> **Detalles del ejercicio**
Según el texto sobre la Masonería en Ecuador, ¿cómo se llamaba la logia presidida por Montúfar en la que se gestó el "Primer grito de la Independencia"?

> **Sección de texto**
::::::::

Así, pues, la objetividad histórica exige reconocer que sin el ideario de la Masonería, y las acciones y luchas concretas de los masones, la república no habría sido la misma y el pueblo ecuatoriano no hubiera alcanzado muchas de sus libertades públicas, o al menos no en el tiempo y con las características con que efectivamente las alcanzó.

 

A través de una labor silenciosa y constante, desarrollada en la reserva de sus logias, la Masonería formó moralmente a generaciones enteras de intelectuales y los impulsó hacia la conquista de un amplio horizonte de derechos ciudadanos.
 

En sus templos se forjaron espíritus combativos y libérrimos como los de José Antepara, José Joaquín Olmedo, Francisco María Roca, José de Lamar, Vicente Rocafuerte, Antonio Elizalde, José María Urbina, Francisco Robles, Juan Montalvo, Pedro Moncayo, Pedro Carbo, Luis Vargas Torres, Eloy Alfaro, José Peralta, Alfredo Baquerizo Moreno, José Vicente Trujillo, Luis Napoleón Dillon, Pío Jaramillo Alvarado, Jorge Carrera Andrade, José de la Cuadra, Benjamín Carrión, José y Alfonso Rumazo González, y Rafael Morán Valverde, quienes a su vez, por medio de su palabra y de su ejemplo, contribuyeron a educar a las nuevas generaciones

en una escuela de libertades y de amor a la Patria.

 

Es poco conocido, pero cada vez más estudiado, el papel que la masonería tuvo en la gestación y desarrollo del pensamiento ilustrado hispanoamericano.

 

En el caso del antiguo Virreinato de la Nueva Granada, fue trascendental el papel que cumplieron hombres como el santafereño Antonio Nariño y los quiteños Eugenio Espejo y Juan Pío Montúfar, quienes fundaron las primeras logias masónicas de Bogotá y Quito, respectivamente, y las convirtieron en centros de reflexión patriótica. En el caso particular de nuestro país, fue la logia masónica "Ley Natural", presidida por Montúfar, el núcleo espiritual en el que se gestó el llamado "Primer grito de la Independencia", en 1809, a consecuencia del cual se constituyó la "Junta Soberana de Quito", presidida por el mismo Montúfar e integrada por otros destacados miembros de esa organización.

 

 

Otro escenario privilegiado para la difusión del pensamiento liberal-masónico fueron las Cortes de Cádiz (1811-13), donde una amplia mayoría de diputados de ambos continentes pertenecía a las logias francmasónicas.

 

Así, en la Logia "Integridad Nº 7" de aquel puerto compartían ideas los diputados españoles y americanos, destacando entre estos últimos los diputados quiteños José Mejía, Juan José Matheu y José Joaquín Olmedo.1

 

Finalmente, cabe resaltar la notable contribución hecha a la independencia hispanoamericana por las logias lautarinas formadas por Francisco de Miranda, a partir de 1795, bajo autorización del Supremo Consejo de la Masonería Primitiva de Francia.

 

Esas logias, de carácter ultrasecreto, tuvieron como fin específico la preparación de la independencia hispanoamericana.

::::::::

> **Datos extraídos**
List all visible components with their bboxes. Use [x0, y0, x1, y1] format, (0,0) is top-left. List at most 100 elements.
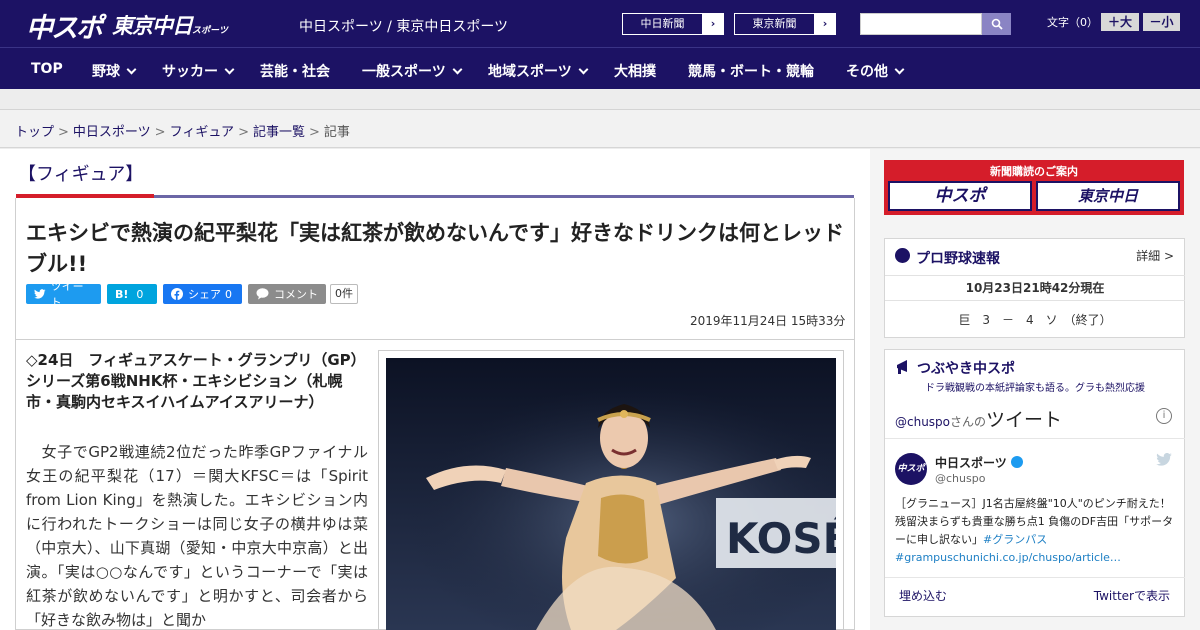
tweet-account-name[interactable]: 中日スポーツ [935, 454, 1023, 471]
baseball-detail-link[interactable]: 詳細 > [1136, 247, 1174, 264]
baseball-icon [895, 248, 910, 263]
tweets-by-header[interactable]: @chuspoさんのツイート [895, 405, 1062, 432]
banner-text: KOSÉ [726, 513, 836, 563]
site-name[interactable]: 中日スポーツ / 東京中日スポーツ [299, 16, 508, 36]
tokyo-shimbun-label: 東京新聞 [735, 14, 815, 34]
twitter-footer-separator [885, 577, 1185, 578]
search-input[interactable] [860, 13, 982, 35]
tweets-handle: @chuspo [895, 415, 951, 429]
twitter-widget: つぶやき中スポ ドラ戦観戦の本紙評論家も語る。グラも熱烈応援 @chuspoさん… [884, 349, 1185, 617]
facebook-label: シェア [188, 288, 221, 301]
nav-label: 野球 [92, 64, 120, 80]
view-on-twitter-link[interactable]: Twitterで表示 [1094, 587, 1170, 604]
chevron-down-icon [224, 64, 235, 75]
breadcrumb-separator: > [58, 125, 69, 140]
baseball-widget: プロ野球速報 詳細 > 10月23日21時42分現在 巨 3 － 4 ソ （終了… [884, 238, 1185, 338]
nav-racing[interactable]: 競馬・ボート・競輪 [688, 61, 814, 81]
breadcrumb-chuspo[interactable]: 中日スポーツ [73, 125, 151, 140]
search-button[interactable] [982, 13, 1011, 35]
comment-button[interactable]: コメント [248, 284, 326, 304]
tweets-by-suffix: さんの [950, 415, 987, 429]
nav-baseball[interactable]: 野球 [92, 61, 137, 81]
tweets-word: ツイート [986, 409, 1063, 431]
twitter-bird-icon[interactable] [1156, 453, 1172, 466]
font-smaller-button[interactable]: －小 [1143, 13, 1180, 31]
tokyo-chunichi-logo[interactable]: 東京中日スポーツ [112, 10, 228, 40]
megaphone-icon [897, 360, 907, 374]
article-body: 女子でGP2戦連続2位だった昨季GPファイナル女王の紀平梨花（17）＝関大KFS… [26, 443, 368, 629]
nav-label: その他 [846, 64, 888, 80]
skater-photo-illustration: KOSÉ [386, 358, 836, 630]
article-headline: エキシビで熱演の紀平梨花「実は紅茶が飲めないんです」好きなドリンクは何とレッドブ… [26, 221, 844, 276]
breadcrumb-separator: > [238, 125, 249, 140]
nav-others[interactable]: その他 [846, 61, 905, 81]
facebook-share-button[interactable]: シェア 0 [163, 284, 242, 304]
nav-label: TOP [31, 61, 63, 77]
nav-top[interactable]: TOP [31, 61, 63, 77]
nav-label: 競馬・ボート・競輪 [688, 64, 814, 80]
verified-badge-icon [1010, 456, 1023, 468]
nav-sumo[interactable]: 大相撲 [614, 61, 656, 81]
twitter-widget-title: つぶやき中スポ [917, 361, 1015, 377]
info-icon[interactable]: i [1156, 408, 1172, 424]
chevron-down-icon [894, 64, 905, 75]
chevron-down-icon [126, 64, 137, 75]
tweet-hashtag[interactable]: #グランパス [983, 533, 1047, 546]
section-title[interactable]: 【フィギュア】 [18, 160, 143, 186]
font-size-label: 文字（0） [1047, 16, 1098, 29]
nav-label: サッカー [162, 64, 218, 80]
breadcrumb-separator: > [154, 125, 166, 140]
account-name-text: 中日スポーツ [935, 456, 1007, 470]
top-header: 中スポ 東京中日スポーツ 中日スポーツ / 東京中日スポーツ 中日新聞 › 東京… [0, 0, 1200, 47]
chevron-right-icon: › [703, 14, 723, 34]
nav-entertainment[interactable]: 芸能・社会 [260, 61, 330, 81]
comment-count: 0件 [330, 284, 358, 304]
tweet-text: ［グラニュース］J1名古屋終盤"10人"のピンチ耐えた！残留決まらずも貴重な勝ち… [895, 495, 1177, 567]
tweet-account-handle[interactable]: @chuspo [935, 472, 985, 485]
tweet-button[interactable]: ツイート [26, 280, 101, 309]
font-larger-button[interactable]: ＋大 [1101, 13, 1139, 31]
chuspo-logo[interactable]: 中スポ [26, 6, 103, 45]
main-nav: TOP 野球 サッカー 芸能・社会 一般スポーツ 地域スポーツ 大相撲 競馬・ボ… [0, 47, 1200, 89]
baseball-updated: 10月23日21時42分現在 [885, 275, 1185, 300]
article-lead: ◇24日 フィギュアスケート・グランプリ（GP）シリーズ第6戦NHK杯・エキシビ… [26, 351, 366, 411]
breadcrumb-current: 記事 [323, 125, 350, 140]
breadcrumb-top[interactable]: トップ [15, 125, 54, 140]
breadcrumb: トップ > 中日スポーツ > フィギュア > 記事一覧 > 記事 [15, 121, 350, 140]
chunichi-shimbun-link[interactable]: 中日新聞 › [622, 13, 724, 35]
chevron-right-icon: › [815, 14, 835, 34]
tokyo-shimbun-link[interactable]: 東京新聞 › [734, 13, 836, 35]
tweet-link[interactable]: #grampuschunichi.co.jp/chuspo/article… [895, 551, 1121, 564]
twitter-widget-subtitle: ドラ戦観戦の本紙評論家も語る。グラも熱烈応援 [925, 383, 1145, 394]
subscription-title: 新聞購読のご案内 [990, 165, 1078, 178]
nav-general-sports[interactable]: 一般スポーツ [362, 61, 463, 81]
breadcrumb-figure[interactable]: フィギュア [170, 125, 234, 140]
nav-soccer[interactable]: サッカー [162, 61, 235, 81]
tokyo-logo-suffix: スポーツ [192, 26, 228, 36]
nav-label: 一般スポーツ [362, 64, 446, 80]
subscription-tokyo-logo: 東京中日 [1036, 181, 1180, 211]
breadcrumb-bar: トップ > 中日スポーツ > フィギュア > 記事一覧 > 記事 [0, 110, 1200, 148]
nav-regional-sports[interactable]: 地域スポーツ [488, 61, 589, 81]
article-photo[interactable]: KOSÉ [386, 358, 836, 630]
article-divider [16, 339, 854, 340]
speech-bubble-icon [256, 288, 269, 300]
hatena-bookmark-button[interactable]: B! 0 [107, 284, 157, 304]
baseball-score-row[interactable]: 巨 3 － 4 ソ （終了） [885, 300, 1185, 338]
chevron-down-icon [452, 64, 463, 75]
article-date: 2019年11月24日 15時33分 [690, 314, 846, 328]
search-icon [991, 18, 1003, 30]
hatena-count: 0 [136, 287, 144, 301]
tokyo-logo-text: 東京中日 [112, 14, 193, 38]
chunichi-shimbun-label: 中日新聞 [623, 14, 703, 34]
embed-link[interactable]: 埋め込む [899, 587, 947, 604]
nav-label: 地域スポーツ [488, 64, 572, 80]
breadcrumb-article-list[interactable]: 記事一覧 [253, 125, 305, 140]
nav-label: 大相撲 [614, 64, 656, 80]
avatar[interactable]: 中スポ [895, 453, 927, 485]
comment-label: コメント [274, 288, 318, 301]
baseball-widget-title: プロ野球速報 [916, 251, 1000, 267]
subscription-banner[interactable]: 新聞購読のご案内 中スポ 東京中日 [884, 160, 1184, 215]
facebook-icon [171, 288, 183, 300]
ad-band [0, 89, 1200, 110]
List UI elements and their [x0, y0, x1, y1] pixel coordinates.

::::::::

> **Respuesta de tarea**
Se llamaba "Ley Natural".